[Your objective] Gather, from the listing beneath this task, every line holding the string "footnote".

Begin

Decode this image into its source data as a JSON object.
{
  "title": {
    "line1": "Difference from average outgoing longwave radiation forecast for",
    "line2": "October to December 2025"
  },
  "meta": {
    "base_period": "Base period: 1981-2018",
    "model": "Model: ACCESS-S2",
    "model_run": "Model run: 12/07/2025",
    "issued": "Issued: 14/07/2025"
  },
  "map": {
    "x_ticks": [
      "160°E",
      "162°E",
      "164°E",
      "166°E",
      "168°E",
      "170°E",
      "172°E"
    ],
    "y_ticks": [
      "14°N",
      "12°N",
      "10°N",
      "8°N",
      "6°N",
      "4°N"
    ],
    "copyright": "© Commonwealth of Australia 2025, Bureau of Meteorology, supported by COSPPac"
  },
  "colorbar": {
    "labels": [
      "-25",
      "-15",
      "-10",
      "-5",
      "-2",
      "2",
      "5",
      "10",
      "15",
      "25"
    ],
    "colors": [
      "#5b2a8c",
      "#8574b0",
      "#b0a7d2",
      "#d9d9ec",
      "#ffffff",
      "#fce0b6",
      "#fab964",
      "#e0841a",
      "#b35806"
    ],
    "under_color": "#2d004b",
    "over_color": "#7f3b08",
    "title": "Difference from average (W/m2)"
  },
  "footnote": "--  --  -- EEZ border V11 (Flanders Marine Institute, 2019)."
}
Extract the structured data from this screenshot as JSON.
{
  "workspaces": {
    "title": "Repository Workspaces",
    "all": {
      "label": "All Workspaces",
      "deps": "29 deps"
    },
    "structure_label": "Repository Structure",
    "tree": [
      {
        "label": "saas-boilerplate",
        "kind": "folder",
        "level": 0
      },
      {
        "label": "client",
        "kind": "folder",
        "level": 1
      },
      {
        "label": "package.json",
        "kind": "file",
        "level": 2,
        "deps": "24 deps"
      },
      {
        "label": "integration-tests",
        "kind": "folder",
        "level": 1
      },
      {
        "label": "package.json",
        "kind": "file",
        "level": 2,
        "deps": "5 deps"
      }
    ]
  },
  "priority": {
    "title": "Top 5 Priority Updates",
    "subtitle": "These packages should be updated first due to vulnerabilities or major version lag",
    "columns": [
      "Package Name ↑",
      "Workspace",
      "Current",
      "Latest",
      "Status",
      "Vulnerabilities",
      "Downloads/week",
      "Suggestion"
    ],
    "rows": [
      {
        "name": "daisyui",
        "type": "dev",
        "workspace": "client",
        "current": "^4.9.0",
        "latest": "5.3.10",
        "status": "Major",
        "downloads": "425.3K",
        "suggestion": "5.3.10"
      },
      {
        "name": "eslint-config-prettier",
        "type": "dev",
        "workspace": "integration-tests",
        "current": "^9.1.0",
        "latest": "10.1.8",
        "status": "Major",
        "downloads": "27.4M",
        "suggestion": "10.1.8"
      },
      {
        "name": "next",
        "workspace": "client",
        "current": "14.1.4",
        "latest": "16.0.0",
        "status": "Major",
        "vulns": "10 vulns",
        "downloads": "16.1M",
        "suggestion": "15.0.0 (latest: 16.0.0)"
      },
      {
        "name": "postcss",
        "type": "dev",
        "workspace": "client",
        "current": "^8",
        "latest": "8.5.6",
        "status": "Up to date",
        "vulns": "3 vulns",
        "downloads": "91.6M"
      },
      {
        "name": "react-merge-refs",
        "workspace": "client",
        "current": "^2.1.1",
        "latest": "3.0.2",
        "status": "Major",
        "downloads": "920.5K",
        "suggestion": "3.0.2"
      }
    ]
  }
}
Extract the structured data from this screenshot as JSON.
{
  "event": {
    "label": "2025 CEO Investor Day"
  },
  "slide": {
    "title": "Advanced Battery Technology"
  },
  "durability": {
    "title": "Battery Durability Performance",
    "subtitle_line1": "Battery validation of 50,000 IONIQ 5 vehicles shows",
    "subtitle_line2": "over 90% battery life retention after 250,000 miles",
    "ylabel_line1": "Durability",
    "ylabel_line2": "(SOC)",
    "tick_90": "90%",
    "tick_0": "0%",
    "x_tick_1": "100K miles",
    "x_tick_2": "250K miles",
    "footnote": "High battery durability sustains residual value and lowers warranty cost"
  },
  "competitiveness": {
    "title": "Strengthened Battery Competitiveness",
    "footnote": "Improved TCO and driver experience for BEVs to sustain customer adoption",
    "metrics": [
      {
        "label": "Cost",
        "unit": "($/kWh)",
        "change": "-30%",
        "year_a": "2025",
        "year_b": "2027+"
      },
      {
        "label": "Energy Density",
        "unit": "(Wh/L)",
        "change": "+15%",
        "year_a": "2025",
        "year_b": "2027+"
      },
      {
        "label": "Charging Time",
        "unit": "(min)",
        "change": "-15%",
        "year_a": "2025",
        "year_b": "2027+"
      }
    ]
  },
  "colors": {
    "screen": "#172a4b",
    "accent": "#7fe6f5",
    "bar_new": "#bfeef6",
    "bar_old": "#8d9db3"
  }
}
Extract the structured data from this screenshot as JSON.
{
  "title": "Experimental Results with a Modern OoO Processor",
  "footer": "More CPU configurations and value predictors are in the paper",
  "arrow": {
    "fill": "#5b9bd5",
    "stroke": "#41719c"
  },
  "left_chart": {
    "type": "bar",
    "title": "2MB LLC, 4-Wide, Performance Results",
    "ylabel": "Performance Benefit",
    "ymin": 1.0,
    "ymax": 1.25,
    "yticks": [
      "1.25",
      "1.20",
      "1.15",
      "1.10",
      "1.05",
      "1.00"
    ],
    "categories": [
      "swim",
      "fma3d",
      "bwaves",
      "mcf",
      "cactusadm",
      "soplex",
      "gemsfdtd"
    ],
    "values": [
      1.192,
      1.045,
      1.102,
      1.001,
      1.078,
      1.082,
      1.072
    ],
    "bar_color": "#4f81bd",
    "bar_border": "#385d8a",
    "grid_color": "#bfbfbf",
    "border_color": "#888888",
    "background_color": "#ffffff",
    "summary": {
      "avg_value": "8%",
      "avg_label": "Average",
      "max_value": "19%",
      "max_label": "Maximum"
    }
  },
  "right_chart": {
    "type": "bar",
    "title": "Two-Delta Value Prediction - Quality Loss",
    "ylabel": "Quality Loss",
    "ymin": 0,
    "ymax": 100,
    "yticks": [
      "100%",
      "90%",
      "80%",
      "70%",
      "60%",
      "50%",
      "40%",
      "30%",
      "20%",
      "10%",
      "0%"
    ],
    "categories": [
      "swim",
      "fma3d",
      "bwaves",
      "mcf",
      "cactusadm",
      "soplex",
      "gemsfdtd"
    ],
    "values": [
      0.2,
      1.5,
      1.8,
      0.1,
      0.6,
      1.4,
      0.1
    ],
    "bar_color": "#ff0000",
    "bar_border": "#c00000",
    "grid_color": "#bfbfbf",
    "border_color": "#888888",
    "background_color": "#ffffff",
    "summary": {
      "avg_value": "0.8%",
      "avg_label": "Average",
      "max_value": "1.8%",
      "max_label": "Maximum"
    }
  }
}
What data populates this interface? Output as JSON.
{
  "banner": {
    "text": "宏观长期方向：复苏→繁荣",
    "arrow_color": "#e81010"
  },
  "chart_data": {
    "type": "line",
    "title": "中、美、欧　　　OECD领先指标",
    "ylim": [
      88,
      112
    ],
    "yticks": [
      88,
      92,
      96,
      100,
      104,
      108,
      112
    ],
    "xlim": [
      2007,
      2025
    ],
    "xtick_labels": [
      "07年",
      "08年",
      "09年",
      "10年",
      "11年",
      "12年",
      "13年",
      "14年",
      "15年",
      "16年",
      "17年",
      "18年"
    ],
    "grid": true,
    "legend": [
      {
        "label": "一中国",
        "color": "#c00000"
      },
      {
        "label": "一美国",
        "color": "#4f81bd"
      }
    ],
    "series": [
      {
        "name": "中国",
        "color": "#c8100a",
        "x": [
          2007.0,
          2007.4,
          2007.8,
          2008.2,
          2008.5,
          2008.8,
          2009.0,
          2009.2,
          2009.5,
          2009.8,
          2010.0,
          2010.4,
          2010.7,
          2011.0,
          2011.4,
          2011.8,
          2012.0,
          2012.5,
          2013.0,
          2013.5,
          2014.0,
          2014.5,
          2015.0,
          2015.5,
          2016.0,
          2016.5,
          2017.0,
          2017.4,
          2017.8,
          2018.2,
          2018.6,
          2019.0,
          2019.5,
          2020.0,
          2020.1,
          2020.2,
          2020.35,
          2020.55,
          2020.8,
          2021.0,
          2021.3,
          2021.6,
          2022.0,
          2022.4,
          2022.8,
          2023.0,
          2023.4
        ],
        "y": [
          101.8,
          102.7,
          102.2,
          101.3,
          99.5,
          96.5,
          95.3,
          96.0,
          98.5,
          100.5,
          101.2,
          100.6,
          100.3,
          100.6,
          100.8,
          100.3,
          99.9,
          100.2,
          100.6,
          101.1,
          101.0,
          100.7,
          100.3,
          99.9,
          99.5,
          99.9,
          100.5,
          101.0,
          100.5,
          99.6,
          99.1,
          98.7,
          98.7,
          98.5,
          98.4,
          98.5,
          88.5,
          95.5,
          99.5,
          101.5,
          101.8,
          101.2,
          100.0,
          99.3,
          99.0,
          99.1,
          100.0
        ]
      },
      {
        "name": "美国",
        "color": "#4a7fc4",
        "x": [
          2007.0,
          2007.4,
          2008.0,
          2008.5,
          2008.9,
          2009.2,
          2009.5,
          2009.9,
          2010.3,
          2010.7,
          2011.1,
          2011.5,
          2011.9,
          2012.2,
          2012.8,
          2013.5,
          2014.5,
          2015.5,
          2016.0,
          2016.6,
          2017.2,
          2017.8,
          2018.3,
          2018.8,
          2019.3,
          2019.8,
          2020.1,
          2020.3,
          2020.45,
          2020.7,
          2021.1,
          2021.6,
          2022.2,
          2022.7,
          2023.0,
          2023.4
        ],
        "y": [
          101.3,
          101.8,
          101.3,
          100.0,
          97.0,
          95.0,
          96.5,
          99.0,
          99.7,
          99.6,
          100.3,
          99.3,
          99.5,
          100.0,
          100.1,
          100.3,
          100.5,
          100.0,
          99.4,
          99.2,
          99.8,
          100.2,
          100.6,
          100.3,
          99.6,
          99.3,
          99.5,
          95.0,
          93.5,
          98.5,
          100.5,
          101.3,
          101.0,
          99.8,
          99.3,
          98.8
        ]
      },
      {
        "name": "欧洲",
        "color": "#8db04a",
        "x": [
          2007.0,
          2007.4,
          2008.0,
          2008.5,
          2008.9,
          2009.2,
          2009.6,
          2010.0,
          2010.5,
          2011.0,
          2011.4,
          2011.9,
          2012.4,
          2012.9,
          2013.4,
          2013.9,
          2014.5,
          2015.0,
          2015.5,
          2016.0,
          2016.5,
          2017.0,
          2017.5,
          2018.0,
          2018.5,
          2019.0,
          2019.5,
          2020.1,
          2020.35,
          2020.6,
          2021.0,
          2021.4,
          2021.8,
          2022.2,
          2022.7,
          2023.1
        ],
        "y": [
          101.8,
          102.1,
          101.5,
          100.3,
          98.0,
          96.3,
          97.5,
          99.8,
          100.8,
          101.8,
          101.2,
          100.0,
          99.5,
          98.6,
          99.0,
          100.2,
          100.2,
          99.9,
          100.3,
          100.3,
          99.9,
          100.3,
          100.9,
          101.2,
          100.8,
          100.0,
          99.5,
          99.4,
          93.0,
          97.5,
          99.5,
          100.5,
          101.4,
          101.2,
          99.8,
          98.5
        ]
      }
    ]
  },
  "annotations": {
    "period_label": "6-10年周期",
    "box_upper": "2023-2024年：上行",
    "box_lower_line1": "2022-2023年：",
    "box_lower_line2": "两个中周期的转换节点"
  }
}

End

[Result for this task]
  "footnote": "--  --  -- EEZ border V11 (Flanders Marine Institute, 2019)."
    "footnote": "High battery durability sustains residual value and lowers warranty cost"
    "footnote": "Improved TCO and driver experience for BEVs to sustain customer adoption",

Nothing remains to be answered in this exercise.